*Dataset rows*
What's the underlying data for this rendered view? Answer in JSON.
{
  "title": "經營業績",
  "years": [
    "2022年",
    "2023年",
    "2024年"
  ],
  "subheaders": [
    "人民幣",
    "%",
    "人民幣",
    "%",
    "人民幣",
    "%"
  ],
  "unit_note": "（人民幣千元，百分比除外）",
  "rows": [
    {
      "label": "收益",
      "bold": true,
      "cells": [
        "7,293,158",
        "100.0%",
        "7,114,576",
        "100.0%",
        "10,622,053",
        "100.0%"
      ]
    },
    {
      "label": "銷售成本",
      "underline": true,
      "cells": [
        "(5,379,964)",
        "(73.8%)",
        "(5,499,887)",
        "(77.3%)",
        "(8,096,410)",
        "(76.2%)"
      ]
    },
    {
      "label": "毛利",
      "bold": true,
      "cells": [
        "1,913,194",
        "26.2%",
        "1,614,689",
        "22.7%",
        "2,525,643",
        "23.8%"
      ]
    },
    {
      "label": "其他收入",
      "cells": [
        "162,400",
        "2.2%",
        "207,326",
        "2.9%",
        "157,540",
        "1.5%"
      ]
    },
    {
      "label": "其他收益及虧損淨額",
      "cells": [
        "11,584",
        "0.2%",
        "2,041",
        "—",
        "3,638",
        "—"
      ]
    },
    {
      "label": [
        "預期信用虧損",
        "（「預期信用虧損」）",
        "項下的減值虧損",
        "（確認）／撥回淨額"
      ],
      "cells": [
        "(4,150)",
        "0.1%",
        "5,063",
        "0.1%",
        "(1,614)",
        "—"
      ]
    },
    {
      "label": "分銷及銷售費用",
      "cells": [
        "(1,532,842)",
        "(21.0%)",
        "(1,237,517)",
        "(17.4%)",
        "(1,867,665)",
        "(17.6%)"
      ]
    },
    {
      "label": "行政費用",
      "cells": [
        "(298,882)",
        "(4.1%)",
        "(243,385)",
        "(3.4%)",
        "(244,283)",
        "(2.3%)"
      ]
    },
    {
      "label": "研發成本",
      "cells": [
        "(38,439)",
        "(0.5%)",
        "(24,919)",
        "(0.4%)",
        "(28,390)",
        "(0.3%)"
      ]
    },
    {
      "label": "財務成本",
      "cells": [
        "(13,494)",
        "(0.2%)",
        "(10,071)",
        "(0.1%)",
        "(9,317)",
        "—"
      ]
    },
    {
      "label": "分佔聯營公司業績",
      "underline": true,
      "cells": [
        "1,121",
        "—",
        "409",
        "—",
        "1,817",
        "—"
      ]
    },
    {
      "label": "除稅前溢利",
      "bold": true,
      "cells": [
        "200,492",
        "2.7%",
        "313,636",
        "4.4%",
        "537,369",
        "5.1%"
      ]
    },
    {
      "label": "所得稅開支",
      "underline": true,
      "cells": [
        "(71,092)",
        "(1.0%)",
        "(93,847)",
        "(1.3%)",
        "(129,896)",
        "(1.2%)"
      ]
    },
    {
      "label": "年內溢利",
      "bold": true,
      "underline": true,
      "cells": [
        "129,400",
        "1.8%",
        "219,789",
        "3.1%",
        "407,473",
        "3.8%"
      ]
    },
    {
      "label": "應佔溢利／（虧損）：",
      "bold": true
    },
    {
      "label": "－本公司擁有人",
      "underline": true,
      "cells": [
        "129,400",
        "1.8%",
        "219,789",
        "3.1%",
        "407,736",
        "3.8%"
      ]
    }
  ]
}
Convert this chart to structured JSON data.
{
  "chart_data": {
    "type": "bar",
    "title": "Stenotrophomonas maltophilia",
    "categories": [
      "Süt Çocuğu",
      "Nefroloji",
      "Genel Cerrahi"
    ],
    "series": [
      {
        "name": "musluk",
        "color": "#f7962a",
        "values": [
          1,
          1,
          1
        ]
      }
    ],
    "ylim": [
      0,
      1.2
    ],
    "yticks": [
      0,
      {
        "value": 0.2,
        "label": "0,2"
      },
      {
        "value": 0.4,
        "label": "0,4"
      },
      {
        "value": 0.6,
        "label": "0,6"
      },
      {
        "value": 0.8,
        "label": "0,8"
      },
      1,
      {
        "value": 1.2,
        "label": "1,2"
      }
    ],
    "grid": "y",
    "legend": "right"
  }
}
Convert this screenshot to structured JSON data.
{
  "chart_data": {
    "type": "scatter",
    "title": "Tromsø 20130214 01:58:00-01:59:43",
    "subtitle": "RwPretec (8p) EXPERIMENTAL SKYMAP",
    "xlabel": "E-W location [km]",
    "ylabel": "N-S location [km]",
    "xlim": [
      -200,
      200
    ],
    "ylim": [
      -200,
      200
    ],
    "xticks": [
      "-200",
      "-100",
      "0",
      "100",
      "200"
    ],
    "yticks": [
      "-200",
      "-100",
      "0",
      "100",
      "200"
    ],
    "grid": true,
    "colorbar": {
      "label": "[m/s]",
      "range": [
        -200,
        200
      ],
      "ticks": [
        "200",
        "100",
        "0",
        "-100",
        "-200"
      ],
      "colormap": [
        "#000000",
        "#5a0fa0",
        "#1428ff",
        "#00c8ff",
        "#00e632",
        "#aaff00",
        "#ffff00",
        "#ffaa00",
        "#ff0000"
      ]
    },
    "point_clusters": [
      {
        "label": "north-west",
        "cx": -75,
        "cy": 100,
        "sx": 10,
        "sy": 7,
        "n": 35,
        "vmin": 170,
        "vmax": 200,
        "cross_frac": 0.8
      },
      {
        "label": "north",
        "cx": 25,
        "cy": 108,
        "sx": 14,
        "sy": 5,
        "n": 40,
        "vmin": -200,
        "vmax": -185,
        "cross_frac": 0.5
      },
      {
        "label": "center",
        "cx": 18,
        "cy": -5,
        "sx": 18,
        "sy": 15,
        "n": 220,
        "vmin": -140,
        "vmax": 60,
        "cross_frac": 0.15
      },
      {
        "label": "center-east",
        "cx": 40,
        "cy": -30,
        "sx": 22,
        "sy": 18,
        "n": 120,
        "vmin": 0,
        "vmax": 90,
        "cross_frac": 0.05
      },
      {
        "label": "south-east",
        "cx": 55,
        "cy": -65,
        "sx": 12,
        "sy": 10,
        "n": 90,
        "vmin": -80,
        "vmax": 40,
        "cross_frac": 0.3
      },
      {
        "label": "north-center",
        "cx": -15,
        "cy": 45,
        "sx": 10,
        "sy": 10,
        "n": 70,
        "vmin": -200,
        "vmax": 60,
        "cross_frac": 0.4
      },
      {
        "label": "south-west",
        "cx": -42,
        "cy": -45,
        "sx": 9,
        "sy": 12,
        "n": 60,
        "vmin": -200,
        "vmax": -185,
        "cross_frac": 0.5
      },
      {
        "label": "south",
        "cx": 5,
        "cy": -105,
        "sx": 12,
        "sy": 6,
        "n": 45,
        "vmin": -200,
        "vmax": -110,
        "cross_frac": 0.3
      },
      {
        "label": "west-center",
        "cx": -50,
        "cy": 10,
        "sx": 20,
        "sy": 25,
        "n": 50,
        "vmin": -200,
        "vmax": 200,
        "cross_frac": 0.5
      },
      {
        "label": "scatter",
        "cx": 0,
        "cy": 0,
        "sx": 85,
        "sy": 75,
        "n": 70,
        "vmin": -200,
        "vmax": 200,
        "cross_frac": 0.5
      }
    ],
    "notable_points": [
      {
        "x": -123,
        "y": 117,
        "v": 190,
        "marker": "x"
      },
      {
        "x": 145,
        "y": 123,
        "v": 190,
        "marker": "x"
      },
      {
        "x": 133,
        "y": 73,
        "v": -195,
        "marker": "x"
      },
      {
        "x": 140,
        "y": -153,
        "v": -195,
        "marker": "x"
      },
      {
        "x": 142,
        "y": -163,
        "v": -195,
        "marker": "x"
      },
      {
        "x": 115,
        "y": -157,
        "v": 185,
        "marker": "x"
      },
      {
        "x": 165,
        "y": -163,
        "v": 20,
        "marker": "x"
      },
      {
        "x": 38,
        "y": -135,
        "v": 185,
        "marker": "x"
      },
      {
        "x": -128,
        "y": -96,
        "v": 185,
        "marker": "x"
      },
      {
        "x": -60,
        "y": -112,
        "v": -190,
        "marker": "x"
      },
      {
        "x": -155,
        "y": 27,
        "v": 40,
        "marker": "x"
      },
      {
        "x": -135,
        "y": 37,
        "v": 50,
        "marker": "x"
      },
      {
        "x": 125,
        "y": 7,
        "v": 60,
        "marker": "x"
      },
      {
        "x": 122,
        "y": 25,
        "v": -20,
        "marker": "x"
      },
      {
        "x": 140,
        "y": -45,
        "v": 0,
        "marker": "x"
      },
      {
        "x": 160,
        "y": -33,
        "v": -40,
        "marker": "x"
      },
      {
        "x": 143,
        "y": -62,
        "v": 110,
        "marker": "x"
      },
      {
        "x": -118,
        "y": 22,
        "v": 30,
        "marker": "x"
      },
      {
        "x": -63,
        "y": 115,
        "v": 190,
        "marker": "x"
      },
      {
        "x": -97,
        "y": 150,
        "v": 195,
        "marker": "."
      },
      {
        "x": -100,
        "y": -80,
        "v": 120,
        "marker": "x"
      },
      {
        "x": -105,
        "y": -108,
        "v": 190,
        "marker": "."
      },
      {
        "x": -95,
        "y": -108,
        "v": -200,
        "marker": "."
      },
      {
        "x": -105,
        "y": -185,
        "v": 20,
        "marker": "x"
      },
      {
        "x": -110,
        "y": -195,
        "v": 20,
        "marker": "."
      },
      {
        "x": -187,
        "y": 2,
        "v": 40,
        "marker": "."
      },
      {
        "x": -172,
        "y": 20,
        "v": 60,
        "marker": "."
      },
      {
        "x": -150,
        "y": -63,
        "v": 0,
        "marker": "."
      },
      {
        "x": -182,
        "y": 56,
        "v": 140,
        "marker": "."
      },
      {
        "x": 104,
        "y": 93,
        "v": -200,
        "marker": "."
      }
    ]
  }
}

*Stated problem*
Which lines contain "west"? Copy each of them.

*Written answer*
        "label": "north-west",
        "label": "south-west",
        "label": "west-center",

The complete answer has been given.